▶ **Required task**:
Without omitting anything, retype the data that follows.

▶ **Provided data**:
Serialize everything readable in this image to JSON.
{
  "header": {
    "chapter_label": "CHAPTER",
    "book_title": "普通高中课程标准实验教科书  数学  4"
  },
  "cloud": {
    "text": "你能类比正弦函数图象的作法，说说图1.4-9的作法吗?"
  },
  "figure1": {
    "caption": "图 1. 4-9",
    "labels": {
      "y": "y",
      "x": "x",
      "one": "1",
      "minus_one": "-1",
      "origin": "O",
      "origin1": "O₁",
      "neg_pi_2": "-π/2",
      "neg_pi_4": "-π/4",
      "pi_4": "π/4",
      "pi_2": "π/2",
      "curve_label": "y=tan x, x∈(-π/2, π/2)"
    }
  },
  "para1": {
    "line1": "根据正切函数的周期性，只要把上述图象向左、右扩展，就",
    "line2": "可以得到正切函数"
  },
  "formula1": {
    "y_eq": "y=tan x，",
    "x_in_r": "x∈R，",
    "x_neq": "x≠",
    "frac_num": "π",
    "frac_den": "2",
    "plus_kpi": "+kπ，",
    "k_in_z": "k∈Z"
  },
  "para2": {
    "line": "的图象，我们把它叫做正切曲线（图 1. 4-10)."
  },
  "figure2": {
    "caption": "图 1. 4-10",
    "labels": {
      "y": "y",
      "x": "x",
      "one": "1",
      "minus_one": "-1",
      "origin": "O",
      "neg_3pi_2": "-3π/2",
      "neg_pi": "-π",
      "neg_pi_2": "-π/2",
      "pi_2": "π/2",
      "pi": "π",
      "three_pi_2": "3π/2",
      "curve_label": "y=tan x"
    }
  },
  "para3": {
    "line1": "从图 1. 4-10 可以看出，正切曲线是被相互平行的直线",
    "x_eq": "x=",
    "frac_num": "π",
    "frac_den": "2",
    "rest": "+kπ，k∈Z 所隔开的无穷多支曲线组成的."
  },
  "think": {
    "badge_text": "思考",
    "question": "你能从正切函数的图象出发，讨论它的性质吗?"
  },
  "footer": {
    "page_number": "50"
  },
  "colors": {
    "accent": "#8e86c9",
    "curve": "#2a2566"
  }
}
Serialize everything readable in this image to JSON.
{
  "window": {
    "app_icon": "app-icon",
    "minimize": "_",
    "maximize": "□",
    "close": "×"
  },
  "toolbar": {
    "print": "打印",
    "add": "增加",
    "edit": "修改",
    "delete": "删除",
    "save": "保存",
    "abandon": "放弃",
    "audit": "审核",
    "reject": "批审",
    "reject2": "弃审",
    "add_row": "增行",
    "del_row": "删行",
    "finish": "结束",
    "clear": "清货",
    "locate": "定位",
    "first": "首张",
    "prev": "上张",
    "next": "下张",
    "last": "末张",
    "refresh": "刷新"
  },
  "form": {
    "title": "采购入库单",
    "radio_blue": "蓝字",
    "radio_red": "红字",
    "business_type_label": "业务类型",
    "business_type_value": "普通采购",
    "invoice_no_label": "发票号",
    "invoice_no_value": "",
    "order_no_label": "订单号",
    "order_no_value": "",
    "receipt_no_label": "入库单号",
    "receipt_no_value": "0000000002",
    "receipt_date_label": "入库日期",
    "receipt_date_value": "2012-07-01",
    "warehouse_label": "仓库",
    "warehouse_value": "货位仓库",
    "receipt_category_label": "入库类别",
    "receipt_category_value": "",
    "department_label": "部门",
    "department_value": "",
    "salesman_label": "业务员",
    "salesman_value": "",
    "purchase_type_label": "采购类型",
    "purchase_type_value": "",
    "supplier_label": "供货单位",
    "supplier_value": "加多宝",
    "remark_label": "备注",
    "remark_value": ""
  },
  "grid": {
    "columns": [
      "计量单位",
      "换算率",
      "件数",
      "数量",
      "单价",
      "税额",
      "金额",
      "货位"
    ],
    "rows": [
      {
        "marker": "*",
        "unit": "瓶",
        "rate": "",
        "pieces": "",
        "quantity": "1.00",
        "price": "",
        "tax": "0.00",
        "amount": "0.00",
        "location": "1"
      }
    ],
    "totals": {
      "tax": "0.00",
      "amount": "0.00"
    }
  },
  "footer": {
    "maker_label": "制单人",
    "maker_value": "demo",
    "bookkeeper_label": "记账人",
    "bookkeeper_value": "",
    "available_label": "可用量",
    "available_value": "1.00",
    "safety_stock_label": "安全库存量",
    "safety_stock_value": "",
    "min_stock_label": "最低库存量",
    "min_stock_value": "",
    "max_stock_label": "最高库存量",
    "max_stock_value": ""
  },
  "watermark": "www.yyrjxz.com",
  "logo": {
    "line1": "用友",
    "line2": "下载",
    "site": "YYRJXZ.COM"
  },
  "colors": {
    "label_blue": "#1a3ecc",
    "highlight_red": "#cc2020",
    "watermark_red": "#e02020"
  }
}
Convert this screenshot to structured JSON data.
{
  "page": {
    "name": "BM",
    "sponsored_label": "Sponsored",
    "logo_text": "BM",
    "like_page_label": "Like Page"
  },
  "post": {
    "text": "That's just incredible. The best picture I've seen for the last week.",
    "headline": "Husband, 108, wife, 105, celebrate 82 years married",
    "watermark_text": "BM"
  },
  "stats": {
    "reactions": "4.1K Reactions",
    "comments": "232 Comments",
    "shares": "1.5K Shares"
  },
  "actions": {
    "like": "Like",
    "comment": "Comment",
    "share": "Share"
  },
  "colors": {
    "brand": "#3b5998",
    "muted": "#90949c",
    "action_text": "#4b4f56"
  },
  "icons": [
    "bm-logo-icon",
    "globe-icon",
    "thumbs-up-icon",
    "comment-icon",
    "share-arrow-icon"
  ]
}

▶ **Response to the exercise**:
Serialize everything readable in this image to JSON.
{
  "header": {
    "chapter_label": "CHAPTER",
    "book_title": "普通高中课程标准实验教科书  数学  4"
  },
  "cloud": {
    "text": "你能类比正弦函数图象的作法，说说图1.4-9的作法吗?"
  },
  "figure1": {
    "caption": "图 1. 4-9",
    "labels": {
      "y": "y",
      "x": "x",
      "one": "1",
      "minus_one": "-1",
      "origin": "O",
      "origin1": "O₁",
      "neg_pi_2": "-π/2",
      "neg_pi_4": "-π/4",
      "pi_4": "π/4",
      "pi_2": "π/2",
      "curve_label": "y=tan x, x∈(-π/2, π/2)"
    }
  },
  "para1": {
    "line1": "根据正切函数的周期性，只要把上述图象向左、右扩展，就",
    "line2": "可以得到正切函数"
  },
  "formula1": {
    "y_eq": "y=tan x，",
    "x_in_r": "x∈R，",
    "x_neq": "x≠",
    "frac_num": "π",
    "frac_den": "2",
    "plus_kpi": "+kπ，",
    "k_in_z": "k∈Z"
  },
  "para2": {
    "line": "的图象，我们把它叫做正切曲线（图 1. 4-10)."
  },
  "figure2": {
    "caption": "图 1. 4-10",
    "labels": {
      "y": "y",
      "x": "x",
      "one": "1",
      "minus_one": "-1",
      "origin": "O",
      "neg_3pi_2": "-3π/2",
      "neg_pi": "-π",
      "neg_pi_2": "-π/2",
      "pi_2": "π/2",
      "pi": "π",
      "three_pi_2": "3π/2",
      "curve_label": "y=tan x"
    }
  },
  "para3": {
    "line1": "从图 1. 4-10 可以看出，正切曲线是被相互平行的直线",
    "x_eq": "x=",
    "frac_num": "π",
    "frac_den": "2",
    "rest": "+kπ，k∈Z 所隔开的无穷多支曲线组成的."
  },
  "think": {
    "badge_text": "思考",
    "question": "你能从正切函数的图象出发，讨论它的性质吗?"
  },
  "footer": {
    "page_number": "50"
  },
  "colors": {
    "accent": "#8e86c9",
    "curve": "#2a2566"
  }
}
Serialize everything readable in this image to JSON.
{
  "window": {
    "app_icon": "app-icon",
    "minimize": "_",
    "maximize": "□",
    "close": "×"
  },
  "toolbar": {
    "print": "打印",
    "add": "增加",
    "edit": "修改",
    "delete": "删除",
    "save": "保存",
    "abandon": "放弃",
    "audit": "审核",
    "reject": "批审",
    "reject2": "弃审",
    "add_row": "增行",
    "del_row": "删行",
    "finish": "结束",
    "clear": "清货",
    "locate": "定位",
    "first": "首张",
    "prev": "上张",
    "next": "下张",
    "last": "末张",
    "refresh": "刷新"
  },
  "form": {
    "title": "采购入库单",
    "radio_blue": "蓝字",
    "radio_red": "红字",
    "business_type_label": "业务类型",
    "business_type_value": "普通采购",
    "invoice_no_label": "发票号",
    "invoice_no_value": "",
    "order_no_label": "订单号",
    "order_no_value": "",
    "receipt_no_label": "入库单号",
    "receipt_no_value": "0000000002",
    "receipt_date_label": "入库日期",
    "receipt_date_value": "2012-07-01",
    "warehouse_label": "仓库",
    "warehouse_value": "货位仓库",
    "receipt_category_label": "入库类别",
    "receipt_category_value": "",
    "department_label": "部门",
    "department_value": "",
    "salesman_label": "业务员",
    "salesman_value": "",
    "purchase_type_label": "采购类型",
    "purchase_type_value": "",
    "supplier_label": "供货单位",
    "supplier_value": "加多宝",
    "remark_label": "备注",
    "remark_value": ""
  },
  "grid": {
    "columns": [
      "计量单位",
      "换算率",
      "件数",
      "数量",
      "单价",
      "税额",
      "金额",
      "货位"
    ],
    "rows": [
      {
        "marker": "*",
        "unit": "瓶",
        "rate": "",
        "pieces": "",
        "quantity": "1.00",
        "price": "",
        "tax": "0.00",
        "amount": "0.00",
        "location": "1"
      }
    ],
    "totals": {
      "tax": "0.00",
      "amount": "0.00"
    }
  },
  "footer": {
    "maker_label": "制单人",
    "maker_value": "demo",
    "bookkeeper_label": "记账人",
    "bookkeeper_value": "",
    "available_label": "可用量",
    "available_value": "1.00",
    "safety_stock_label": "安全库存量",
    "safety_stock_value": "",
    "min_stock_label": "最低库存量",
    "min_stock_value": "",
    "max_stock_label": "最高库存量",
    "max_stock_value": ""
  },
  "watermark": "www.yyrjxz.com",
  "logo": {
    "line1": "用友",
    "line2": "下载",
    "site": "YYRJXZ.COM"
  },
  "colors": {
    "label_blue": "#1a3ecc",
    "highlight_red": "#cc2020",
    "watermark_red": "#e02020"
  }
}
Convert this screenshot to structured JSON data.
{
  "page": {
    "name": "BM",
    "sponsored_label": "Sponsored",
    "logo_text": "BM",
    "like_page_label": "Like Page"
  },
  "post": {
    "text": "That's just incredible. The best picture I've seen for the last week.",
    "headline": "Husband, 108, wife, 105, celebrate 82 years married",
    "watermark_text": "BM"
  },
  "stats": {
    "reactions": "4.1K Reactions",
    "comments": "232 Comments",
    "shares": "1.5K Shares"
  },
  "actions": {
    "like": "Like",
    "comment": "Comment",
    "share": "Share"
  },
  "colors": {
    "brand": "#3b5998",
    "muted": "#90949c",
    "action_text": "#4b4f56"
  },
  "icons": [
    "bm-logo-icon",
    "globe-icon",
    "thumbs-up-icon",
    "comment-icon",
    "share-arrow-icon"
  ]
}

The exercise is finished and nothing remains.